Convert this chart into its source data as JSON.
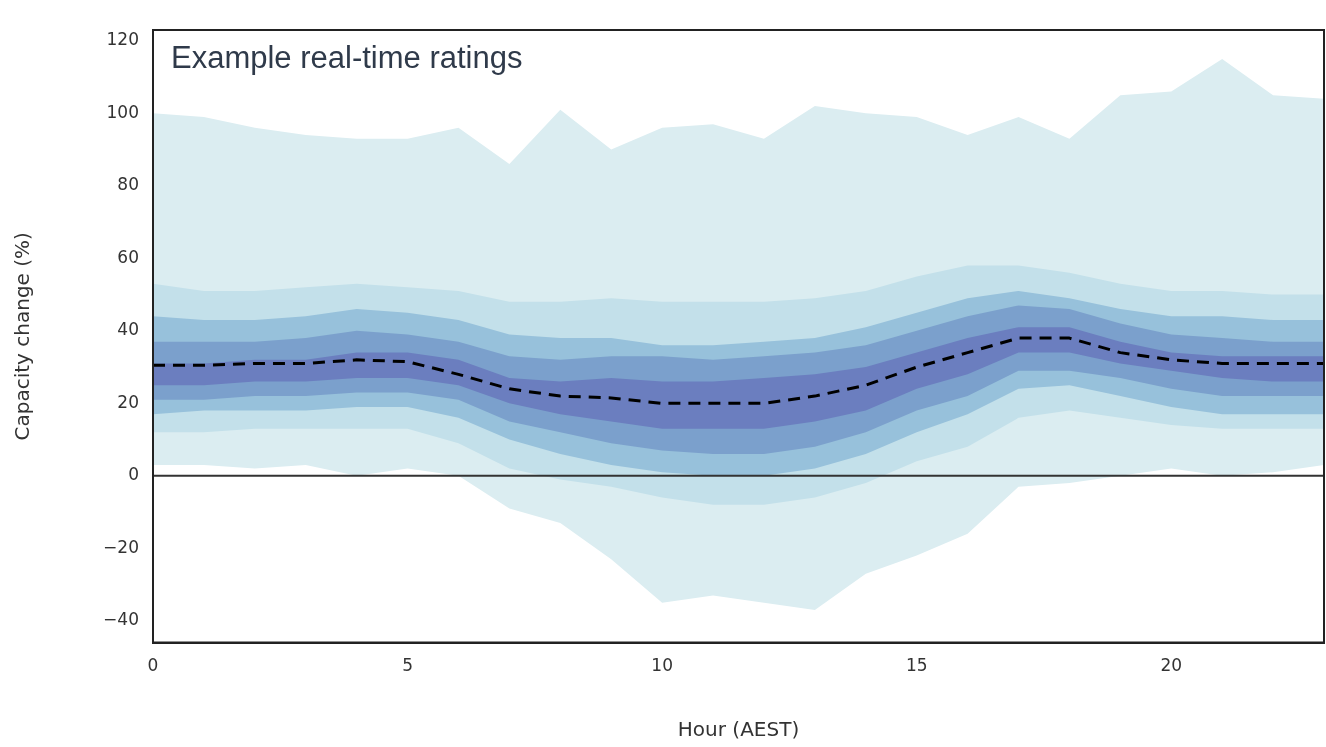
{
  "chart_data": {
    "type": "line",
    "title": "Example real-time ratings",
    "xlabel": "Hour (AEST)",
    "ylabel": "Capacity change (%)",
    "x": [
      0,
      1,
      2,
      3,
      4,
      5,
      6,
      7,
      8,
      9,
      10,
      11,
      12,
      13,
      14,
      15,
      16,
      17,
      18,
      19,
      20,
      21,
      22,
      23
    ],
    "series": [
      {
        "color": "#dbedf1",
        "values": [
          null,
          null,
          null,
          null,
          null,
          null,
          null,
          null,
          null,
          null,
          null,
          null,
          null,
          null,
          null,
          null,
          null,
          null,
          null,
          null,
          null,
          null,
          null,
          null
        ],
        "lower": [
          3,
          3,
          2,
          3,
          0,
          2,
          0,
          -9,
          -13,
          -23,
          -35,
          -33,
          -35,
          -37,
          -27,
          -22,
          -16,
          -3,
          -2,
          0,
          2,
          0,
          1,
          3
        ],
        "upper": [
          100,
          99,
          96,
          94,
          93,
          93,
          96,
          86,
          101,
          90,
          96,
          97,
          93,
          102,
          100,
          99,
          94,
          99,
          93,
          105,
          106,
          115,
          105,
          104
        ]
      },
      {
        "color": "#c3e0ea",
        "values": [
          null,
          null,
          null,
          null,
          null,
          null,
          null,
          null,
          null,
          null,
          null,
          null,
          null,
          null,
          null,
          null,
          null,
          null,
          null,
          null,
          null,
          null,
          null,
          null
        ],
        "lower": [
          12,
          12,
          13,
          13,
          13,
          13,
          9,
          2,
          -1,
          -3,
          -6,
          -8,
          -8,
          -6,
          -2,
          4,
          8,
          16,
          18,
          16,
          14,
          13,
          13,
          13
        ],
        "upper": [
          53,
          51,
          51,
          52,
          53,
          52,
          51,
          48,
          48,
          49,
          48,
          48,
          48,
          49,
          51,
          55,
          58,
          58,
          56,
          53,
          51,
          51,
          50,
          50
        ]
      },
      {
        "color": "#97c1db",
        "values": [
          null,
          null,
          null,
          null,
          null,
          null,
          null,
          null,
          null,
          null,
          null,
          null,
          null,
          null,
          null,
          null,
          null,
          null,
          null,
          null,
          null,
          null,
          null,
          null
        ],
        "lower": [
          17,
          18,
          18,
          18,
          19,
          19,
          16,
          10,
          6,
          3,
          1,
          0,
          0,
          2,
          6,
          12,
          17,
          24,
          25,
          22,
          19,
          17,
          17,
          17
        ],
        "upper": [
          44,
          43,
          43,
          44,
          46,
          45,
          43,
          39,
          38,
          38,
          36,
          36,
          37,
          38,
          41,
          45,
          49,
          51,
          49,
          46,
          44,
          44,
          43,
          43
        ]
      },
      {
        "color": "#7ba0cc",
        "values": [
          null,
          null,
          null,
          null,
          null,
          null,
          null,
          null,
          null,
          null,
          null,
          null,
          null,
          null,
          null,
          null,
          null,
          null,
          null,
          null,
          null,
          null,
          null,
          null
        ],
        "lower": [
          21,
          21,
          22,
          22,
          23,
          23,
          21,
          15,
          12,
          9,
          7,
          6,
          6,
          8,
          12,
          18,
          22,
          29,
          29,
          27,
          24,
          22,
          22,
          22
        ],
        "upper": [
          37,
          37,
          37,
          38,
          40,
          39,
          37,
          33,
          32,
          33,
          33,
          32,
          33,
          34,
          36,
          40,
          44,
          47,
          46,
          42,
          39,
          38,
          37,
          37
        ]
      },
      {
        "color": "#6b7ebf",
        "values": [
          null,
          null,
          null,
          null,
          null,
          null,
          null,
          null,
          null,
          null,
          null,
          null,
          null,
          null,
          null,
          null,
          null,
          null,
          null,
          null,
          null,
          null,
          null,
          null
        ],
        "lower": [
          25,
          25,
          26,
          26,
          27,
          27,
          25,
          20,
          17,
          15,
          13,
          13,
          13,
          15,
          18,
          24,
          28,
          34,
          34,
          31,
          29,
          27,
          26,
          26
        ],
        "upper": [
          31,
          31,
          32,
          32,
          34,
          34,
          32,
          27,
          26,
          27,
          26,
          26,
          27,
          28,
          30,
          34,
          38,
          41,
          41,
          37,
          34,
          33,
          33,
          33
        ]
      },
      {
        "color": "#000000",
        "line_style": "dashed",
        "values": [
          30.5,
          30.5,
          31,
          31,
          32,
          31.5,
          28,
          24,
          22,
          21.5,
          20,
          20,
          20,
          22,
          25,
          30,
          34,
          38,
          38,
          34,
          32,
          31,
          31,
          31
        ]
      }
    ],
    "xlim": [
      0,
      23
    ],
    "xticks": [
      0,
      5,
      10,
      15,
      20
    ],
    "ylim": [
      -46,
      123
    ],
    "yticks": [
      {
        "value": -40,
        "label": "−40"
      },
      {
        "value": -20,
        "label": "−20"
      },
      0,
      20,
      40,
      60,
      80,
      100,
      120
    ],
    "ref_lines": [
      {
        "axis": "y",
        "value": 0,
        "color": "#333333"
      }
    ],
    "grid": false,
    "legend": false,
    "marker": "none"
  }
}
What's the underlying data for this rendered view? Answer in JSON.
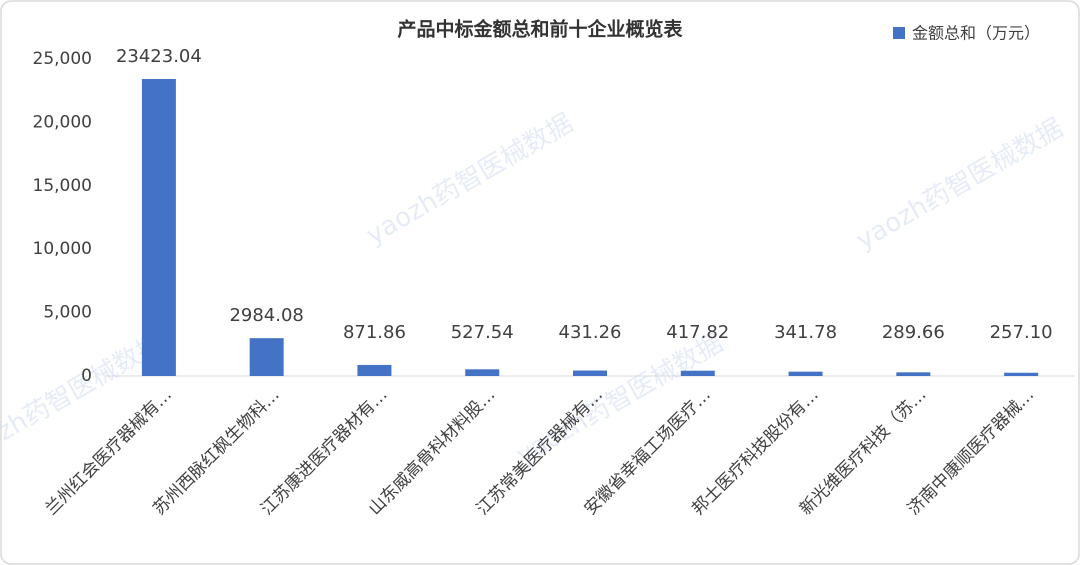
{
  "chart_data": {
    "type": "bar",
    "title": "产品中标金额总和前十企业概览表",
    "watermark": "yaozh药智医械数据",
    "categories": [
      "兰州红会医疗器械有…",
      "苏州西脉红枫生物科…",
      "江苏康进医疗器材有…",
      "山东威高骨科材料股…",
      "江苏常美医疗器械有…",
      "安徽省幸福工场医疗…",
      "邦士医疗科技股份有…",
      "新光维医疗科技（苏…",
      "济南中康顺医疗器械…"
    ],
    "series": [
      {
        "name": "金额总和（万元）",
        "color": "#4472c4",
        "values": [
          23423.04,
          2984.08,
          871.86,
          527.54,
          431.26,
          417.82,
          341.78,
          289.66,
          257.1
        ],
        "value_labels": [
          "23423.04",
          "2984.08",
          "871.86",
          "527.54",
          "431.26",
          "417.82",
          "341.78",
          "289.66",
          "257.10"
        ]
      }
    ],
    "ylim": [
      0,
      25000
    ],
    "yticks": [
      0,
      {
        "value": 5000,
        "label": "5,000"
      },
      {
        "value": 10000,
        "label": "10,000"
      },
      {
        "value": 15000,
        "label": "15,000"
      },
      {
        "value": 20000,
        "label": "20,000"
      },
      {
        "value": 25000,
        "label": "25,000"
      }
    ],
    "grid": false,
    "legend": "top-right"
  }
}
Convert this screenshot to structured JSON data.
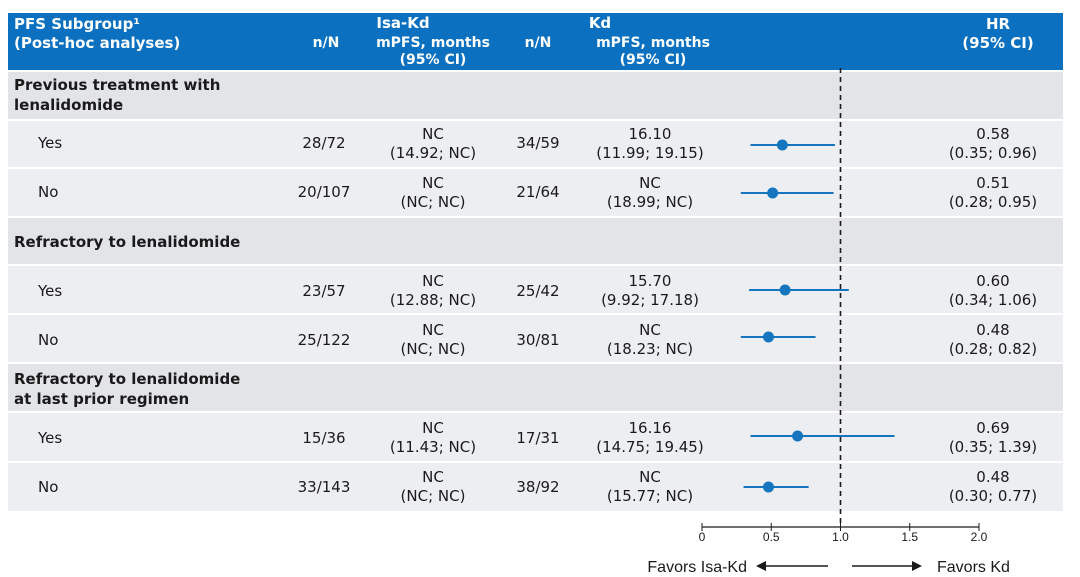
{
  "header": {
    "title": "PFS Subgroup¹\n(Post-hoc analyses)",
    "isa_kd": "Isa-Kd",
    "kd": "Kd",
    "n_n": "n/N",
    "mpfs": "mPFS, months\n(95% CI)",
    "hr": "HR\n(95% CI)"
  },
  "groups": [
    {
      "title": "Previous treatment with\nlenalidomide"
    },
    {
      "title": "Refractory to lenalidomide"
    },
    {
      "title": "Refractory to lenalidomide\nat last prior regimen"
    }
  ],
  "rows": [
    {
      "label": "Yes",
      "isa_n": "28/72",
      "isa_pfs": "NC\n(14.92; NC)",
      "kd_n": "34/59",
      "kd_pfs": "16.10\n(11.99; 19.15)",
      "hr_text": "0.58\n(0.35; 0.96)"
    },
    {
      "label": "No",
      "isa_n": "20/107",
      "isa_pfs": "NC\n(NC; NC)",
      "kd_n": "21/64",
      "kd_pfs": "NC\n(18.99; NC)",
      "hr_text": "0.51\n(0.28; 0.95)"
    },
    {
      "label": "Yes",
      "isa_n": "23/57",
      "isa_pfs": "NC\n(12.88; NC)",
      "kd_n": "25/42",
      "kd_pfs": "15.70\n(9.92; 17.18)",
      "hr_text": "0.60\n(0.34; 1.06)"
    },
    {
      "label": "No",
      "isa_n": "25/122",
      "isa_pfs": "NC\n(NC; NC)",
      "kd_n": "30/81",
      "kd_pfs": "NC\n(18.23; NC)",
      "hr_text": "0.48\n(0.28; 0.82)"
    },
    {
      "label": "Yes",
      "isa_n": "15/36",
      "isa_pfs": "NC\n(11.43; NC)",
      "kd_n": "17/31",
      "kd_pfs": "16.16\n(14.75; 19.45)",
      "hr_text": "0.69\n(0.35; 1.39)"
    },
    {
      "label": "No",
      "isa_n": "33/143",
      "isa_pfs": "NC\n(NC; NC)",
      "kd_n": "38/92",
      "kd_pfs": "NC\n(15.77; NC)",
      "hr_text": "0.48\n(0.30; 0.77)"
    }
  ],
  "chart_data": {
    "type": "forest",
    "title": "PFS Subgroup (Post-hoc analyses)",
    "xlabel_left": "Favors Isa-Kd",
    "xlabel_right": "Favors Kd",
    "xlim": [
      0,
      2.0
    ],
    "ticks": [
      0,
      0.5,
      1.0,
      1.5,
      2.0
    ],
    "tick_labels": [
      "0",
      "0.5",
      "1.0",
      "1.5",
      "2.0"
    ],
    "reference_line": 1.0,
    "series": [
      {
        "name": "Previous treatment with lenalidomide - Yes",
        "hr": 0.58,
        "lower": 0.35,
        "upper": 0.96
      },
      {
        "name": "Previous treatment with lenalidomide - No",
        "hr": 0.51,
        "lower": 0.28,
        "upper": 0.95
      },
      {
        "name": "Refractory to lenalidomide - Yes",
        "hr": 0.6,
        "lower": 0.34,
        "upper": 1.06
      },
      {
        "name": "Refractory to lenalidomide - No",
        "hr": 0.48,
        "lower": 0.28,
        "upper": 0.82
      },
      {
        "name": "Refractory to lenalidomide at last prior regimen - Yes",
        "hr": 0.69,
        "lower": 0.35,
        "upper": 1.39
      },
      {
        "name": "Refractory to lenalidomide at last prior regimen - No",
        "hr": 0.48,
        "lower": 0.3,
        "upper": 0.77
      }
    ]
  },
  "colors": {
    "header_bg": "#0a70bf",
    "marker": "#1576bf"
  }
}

━━━

Problem details
Give the count of lines in the listing that hold the word "prior", with no other text.

Result
3